> _WHAT THE EXERCISE ASKS_:
Look through the data below and work out how many lines contain the string "Лукашкин". Give the number alone.

> _RAW DATA_:
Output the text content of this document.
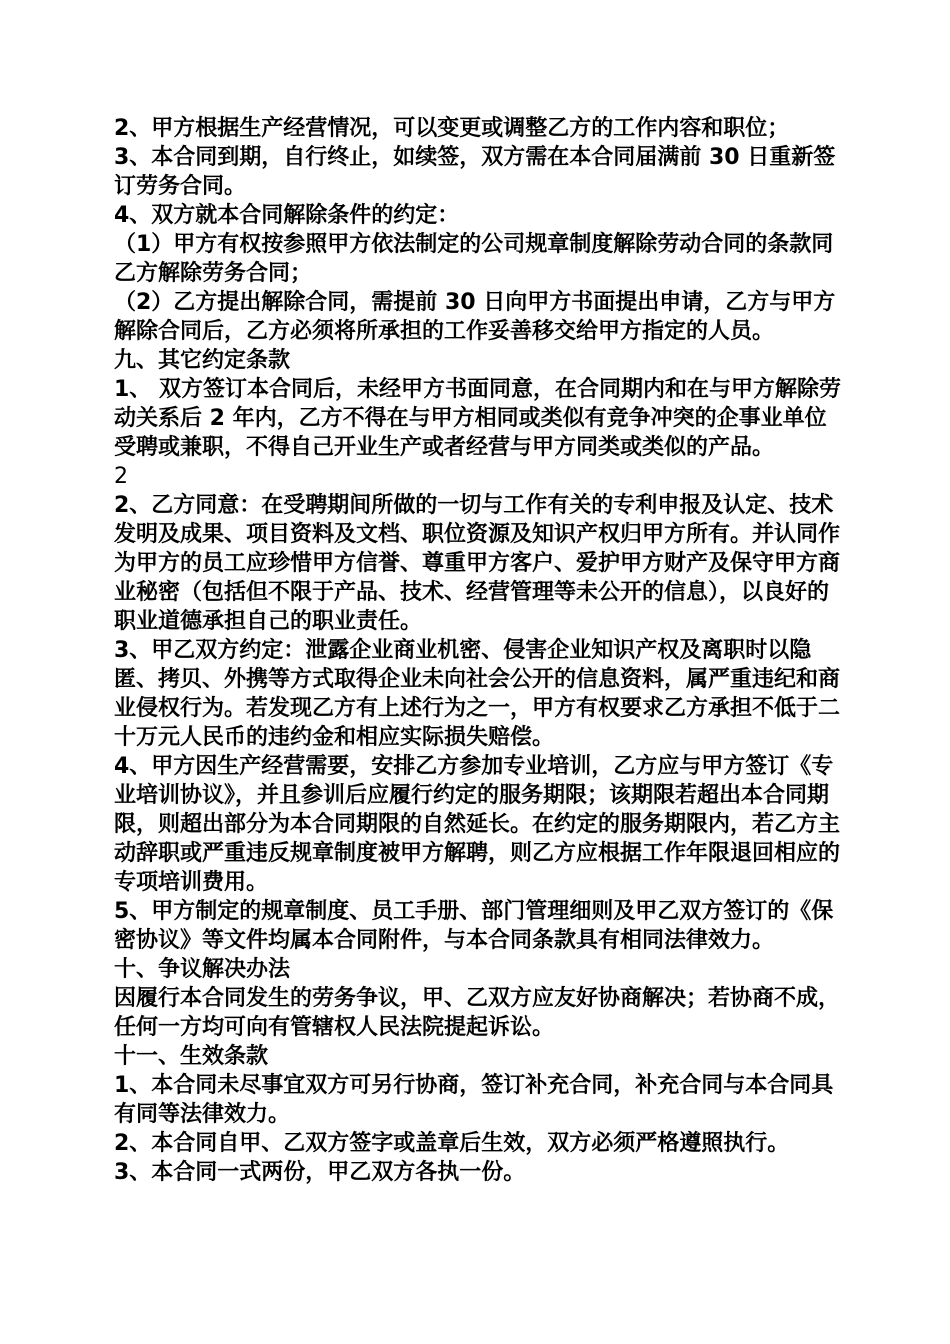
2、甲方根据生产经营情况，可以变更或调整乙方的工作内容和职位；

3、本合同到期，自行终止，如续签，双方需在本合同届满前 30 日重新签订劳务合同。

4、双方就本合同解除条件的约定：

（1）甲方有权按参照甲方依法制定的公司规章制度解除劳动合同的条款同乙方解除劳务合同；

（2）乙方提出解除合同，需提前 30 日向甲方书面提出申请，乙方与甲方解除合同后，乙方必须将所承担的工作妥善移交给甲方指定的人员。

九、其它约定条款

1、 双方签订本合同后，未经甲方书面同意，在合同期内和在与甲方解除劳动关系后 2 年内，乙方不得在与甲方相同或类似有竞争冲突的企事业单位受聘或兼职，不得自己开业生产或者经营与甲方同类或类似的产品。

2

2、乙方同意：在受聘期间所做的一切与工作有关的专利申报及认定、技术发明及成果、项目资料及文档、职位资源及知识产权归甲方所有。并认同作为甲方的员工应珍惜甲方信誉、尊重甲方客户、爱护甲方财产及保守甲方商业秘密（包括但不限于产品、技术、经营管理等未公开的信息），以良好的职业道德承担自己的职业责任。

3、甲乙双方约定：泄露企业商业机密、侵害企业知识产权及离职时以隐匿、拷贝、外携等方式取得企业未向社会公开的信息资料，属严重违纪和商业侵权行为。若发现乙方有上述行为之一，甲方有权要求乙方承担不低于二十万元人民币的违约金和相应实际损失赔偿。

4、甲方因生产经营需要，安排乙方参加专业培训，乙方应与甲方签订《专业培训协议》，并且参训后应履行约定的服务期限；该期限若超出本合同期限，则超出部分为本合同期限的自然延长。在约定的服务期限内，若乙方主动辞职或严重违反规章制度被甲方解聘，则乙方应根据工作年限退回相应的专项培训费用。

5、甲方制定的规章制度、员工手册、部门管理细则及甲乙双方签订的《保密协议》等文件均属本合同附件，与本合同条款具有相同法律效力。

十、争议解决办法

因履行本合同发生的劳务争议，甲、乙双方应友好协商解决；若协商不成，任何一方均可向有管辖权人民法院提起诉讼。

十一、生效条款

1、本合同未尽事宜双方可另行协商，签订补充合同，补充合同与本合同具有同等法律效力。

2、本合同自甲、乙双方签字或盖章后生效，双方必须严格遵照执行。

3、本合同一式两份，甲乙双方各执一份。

...

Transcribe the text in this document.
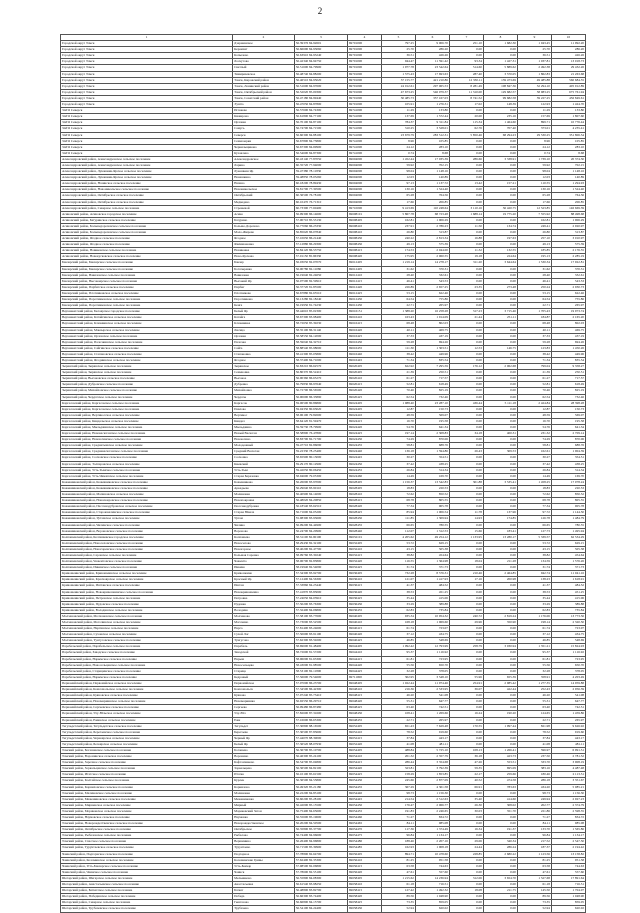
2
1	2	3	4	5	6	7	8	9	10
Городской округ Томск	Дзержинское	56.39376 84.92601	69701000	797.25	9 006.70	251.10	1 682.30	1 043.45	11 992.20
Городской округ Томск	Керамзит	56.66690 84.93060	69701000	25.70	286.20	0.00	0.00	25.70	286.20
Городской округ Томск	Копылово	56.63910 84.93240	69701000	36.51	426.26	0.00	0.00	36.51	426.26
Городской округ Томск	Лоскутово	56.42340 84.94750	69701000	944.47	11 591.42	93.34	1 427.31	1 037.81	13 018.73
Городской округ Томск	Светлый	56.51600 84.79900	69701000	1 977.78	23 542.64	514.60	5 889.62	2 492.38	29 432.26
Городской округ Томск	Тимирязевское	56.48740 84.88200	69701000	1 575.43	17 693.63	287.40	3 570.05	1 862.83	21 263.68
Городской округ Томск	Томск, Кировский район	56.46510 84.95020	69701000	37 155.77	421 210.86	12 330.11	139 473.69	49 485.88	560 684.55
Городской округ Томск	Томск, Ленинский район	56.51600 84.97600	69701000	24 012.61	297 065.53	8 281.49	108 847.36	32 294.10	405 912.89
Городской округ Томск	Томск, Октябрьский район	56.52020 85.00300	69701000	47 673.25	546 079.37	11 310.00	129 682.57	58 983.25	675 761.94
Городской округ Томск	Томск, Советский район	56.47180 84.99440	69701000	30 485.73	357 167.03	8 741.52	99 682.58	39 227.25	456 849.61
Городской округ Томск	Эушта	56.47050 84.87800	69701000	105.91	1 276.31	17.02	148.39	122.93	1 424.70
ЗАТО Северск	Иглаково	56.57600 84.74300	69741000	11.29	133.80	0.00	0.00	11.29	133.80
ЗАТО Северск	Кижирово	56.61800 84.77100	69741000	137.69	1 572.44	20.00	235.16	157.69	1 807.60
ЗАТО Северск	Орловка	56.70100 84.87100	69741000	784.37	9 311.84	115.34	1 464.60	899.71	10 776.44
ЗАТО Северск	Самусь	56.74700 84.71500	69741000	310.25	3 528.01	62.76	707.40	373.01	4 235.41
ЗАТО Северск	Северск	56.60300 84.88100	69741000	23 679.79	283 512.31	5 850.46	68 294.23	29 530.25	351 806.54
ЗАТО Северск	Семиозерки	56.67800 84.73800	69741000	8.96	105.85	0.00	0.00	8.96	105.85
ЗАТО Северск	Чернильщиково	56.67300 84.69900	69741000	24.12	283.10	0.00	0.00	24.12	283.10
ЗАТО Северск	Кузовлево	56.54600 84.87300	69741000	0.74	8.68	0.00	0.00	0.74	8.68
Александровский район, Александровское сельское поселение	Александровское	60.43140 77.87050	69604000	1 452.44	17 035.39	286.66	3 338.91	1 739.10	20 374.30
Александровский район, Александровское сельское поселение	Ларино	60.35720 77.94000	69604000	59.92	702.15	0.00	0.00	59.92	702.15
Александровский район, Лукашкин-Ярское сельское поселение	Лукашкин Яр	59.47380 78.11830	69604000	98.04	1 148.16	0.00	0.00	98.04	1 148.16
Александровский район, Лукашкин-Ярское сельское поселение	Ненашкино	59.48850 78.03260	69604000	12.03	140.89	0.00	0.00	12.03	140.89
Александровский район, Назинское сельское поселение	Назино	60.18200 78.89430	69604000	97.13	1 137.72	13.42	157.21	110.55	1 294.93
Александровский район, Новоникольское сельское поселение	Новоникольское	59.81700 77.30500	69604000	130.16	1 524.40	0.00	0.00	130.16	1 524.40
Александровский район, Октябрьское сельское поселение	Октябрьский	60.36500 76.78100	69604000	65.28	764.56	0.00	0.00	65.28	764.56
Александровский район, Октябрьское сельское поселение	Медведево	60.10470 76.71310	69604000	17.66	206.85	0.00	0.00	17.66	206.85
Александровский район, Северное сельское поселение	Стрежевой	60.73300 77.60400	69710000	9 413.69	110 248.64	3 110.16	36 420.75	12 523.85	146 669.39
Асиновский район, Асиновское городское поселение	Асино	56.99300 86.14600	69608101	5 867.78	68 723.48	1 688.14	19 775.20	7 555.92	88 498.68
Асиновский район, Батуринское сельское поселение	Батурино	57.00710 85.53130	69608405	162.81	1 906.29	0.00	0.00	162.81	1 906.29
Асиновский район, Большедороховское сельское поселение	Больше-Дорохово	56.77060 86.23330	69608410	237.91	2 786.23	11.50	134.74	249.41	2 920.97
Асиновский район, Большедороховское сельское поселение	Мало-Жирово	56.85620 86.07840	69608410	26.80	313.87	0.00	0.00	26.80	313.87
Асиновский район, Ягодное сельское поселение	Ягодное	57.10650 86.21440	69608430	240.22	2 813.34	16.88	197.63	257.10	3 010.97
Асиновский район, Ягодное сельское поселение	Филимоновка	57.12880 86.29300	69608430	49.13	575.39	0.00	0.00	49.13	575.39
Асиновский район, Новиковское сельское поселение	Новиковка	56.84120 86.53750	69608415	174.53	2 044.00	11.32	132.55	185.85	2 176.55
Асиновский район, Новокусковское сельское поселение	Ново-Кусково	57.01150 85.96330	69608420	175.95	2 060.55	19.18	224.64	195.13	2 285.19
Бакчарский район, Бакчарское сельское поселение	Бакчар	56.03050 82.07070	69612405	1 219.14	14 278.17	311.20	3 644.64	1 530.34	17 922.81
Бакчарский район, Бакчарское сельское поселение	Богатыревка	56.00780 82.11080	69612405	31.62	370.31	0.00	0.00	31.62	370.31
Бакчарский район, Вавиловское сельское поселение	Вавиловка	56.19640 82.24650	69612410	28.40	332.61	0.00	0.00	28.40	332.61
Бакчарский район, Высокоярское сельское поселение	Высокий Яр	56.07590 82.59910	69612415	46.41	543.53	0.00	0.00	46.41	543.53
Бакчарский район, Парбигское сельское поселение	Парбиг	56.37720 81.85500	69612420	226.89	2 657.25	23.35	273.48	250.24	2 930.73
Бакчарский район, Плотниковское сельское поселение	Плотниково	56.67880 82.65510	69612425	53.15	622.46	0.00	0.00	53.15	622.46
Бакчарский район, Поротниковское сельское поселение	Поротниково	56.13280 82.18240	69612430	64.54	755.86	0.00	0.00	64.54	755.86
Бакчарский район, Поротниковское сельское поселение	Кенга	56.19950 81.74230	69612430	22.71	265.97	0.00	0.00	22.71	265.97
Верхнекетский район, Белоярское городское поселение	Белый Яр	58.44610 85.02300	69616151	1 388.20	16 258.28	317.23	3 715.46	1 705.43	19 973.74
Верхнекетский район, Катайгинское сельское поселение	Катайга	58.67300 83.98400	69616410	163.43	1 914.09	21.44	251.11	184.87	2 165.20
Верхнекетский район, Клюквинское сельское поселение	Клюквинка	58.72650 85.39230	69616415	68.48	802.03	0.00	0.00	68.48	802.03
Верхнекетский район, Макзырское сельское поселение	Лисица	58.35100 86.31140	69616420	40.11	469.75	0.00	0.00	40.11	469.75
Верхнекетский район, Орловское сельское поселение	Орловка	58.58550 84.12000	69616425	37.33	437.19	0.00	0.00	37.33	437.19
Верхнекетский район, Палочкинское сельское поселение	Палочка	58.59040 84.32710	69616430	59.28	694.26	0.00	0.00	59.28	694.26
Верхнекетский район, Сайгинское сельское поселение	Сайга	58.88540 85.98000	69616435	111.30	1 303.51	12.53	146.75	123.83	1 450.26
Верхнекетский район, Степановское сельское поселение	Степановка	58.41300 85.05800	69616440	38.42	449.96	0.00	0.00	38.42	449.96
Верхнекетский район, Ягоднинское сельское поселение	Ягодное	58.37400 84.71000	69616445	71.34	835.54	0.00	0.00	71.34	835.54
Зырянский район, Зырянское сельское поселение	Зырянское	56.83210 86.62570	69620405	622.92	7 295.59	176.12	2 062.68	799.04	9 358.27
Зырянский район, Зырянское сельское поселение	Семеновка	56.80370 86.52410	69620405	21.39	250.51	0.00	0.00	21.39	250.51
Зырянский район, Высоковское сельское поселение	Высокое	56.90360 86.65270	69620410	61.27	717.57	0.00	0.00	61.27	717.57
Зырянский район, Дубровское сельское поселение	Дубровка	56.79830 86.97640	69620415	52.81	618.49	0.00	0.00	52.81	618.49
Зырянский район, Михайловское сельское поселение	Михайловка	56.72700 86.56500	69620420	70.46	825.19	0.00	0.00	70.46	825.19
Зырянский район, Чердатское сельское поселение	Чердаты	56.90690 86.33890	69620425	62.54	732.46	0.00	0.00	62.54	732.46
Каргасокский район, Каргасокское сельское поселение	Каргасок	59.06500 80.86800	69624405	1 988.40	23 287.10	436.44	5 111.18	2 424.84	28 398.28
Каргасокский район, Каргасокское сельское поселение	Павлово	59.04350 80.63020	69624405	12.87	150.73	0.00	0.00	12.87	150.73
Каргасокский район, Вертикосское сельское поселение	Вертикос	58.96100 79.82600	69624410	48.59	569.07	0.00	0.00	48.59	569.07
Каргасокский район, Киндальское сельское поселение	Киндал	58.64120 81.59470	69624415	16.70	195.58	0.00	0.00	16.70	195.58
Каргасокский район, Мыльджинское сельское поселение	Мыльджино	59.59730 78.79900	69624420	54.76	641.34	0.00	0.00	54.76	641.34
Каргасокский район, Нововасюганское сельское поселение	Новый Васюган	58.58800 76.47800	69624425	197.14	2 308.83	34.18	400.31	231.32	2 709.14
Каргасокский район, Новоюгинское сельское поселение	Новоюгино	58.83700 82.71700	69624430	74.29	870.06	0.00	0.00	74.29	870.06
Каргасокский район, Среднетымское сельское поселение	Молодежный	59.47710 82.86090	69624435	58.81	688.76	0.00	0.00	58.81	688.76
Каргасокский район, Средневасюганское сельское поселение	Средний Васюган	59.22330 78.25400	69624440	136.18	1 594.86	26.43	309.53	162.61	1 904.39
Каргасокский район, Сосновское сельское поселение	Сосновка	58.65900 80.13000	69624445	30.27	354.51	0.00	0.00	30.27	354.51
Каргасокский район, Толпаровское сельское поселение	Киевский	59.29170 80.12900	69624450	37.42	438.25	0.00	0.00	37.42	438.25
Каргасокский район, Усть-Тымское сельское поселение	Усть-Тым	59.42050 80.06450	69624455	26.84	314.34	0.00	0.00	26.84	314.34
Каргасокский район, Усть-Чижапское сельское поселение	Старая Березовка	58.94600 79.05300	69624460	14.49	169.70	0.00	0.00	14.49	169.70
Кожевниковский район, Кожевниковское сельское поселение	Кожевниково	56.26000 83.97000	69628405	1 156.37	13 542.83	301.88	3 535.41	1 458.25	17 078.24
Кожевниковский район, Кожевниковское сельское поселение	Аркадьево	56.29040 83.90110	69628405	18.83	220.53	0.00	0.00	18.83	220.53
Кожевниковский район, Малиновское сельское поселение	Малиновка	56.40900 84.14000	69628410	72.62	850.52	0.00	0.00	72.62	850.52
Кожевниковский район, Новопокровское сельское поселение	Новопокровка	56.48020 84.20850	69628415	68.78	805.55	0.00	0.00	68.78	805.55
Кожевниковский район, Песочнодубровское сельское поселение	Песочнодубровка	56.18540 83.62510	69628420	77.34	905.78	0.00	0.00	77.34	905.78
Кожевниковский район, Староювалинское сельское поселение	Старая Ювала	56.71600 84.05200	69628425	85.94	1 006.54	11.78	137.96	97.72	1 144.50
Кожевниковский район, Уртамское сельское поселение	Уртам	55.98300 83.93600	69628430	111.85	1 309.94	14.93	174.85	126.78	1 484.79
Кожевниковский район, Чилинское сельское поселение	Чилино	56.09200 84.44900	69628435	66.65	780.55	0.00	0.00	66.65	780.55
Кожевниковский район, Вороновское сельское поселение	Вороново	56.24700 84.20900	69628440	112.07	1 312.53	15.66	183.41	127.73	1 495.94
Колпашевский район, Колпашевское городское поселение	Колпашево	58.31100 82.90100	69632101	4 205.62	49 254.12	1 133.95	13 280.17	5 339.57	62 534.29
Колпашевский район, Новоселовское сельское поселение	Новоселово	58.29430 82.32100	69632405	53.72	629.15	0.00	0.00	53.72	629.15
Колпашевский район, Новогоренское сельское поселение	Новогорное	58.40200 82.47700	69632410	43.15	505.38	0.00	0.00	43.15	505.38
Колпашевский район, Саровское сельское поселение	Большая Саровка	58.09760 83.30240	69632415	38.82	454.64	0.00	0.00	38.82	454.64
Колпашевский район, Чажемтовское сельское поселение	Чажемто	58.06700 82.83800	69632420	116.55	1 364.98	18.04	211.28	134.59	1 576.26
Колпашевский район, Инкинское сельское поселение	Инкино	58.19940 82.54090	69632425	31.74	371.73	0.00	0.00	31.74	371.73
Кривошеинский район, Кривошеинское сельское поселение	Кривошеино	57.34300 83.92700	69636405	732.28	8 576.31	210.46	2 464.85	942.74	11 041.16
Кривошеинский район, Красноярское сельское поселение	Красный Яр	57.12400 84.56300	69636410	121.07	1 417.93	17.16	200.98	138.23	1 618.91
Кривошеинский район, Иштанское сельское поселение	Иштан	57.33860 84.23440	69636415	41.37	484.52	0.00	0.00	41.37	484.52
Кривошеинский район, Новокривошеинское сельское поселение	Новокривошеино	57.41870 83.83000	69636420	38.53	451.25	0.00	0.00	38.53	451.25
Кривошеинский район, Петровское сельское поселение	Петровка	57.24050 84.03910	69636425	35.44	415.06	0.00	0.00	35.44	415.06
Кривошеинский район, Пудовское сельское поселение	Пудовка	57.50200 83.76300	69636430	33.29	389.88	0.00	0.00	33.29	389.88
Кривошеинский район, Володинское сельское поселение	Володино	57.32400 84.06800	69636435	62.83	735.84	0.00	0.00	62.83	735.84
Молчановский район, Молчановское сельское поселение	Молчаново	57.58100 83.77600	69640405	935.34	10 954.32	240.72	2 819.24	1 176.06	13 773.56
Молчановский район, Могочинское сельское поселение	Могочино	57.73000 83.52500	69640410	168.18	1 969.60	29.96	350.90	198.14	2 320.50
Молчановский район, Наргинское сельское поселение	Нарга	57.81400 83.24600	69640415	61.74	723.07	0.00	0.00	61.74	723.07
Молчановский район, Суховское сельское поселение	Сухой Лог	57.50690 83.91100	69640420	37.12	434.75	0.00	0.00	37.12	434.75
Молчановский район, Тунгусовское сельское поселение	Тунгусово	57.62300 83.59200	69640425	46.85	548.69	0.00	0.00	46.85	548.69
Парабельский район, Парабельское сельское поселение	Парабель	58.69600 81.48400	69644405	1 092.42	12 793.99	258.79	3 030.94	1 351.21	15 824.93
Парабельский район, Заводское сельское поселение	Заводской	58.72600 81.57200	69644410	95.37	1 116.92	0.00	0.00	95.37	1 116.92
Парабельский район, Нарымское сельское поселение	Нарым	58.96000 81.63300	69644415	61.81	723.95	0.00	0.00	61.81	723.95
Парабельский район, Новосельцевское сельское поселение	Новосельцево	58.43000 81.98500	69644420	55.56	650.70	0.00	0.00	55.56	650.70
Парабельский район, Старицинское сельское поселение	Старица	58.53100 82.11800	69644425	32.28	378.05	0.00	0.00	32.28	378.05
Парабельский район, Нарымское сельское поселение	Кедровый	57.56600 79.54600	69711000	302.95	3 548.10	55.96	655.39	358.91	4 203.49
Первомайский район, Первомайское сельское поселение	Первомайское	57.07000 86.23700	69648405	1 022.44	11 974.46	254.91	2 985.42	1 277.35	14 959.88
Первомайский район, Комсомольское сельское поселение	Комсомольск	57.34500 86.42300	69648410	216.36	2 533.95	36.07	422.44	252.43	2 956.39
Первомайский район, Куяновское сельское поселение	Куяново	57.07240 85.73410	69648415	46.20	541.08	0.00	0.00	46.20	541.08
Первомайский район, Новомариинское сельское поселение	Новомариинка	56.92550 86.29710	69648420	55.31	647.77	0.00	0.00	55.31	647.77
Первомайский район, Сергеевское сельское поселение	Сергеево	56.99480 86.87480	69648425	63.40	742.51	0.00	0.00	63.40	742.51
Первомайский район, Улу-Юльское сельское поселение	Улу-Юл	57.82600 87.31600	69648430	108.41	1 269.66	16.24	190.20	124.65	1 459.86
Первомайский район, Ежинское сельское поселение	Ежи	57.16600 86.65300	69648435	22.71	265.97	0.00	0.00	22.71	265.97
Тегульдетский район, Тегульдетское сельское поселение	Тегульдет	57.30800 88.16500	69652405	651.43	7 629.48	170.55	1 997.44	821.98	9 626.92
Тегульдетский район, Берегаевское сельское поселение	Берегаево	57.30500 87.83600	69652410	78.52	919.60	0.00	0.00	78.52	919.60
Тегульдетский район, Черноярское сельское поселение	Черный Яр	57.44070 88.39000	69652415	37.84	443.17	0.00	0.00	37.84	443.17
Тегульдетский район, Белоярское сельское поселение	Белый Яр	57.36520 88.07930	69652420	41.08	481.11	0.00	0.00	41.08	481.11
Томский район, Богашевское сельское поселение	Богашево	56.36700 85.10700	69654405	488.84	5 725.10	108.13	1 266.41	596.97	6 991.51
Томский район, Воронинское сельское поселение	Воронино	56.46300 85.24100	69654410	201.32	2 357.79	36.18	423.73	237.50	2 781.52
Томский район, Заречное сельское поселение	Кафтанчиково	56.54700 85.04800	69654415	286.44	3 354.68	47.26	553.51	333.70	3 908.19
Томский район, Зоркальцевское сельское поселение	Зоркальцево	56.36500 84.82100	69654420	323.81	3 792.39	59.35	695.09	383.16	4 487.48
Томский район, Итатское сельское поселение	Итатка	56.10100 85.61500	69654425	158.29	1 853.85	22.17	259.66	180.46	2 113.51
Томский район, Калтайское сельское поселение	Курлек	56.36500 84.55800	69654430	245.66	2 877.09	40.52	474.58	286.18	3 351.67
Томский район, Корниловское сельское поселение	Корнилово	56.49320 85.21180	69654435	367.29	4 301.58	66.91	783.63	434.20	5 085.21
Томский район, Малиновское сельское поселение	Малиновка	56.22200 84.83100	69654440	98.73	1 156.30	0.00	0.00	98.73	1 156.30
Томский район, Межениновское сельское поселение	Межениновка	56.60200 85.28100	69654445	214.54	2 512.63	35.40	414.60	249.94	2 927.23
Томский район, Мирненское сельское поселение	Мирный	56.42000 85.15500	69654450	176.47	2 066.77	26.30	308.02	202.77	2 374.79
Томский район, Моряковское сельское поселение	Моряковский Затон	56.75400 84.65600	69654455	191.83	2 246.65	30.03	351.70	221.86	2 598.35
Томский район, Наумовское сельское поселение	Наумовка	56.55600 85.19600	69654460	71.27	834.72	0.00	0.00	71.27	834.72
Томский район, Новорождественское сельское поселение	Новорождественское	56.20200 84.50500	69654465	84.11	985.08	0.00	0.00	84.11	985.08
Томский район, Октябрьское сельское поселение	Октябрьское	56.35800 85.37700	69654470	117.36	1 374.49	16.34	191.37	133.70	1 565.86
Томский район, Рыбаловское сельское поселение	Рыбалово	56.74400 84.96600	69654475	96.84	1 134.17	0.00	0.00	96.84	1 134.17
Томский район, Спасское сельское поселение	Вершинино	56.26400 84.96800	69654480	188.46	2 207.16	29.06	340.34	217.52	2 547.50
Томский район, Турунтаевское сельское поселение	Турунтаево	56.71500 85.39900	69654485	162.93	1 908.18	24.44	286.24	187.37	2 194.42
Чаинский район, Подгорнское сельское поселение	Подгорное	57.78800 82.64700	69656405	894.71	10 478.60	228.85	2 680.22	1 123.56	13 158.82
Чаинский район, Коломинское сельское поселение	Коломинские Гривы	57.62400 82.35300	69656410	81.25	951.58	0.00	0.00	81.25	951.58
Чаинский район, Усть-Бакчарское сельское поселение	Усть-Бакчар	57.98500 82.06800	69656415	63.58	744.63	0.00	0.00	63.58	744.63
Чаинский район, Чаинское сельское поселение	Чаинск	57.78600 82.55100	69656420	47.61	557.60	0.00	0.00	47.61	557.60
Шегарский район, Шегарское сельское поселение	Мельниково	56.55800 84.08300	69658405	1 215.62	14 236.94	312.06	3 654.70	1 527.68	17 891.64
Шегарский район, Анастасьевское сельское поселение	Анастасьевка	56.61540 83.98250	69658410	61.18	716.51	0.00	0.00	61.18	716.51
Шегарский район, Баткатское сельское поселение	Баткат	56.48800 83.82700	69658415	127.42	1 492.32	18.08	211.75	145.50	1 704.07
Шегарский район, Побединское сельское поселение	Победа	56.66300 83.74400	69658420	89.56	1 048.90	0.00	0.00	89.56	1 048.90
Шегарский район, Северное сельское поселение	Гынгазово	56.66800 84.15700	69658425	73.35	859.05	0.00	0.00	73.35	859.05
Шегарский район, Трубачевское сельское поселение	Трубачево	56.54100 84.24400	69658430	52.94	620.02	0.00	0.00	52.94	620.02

> _OUTPUT_:
2